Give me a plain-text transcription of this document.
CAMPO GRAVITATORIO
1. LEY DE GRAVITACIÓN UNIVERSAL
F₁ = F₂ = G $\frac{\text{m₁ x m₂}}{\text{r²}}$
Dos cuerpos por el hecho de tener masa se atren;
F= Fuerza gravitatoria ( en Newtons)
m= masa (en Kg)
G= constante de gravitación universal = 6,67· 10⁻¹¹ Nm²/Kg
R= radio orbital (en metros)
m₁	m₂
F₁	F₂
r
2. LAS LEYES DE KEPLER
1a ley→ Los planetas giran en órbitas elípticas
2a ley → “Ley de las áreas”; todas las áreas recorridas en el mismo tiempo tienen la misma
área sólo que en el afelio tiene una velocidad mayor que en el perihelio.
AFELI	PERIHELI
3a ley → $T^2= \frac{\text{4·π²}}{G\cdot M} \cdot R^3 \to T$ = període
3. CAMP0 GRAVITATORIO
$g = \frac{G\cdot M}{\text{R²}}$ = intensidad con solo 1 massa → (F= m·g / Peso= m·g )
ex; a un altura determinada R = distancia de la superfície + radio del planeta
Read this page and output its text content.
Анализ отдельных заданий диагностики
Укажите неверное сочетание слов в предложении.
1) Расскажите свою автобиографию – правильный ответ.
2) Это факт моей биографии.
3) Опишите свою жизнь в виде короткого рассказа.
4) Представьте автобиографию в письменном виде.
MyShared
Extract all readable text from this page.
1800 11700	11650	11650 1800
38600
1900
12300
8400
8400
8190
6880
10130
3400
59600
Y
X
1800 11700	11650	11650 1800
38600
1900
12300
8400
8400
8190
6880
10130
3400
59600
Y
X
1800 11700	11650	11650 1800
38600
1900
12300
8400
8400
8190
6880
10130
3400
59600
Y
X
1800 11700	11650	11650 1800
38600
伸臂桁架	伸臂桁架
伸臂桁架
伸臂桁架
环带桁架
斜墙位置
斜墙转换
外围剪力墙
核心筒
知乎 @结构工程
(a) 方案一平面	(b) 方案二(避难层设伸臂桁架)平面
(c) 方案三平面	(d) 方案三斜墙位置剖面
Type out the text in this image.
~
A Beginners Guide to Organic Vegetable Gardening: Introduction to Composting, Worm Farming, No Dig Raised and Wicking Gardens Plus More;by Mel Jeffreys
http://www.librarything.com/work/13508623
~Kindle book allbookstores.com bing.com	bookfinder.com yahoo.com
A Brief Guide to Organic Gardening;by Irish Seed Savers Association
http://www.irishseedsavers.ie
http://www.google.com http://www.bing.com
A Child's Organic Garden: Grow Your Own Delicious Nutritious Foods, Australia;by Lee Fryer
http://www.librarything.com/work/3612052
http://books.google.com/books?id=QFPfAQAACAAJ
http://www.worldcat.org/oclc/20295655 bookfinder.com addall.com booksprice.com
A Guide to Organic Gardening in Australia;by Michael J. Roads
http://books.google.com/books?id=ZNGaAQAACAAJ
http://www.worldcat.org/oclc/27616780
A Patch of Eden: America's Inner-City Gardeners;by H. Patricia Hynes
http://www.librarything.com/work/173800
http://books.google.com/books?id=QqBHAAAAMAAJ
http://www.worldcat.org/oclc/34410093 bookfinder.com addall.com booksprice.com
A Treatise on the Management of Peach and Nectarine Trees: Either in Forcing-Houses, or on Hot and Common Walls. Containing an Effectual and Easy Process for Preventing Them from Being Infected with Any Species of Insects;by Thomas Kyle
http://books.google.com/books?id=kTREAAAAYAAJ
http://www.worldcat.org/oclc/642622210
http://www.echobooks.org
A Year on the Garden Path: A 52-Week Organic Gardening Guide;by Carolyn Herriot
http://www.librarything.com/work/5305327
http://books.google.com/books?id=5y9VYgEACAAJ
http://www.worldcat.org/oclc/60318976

▶ [Direction] Where a line of the entries contains the word "frac", copy that line.

▶ [Task output]
F₁ = F₂ = G $\frac{\text{m₁ x m₂}}{\text{r²}}$
3a ley → $T^2= \frac{\text{4·π²}}{G\cdot M} \cdot R^3 \to T$ = període
$g = \frac{G\cdot M}{\text{R²}}$ = intensidad con solo 1 massa → (F= m·g / Peso= m·g )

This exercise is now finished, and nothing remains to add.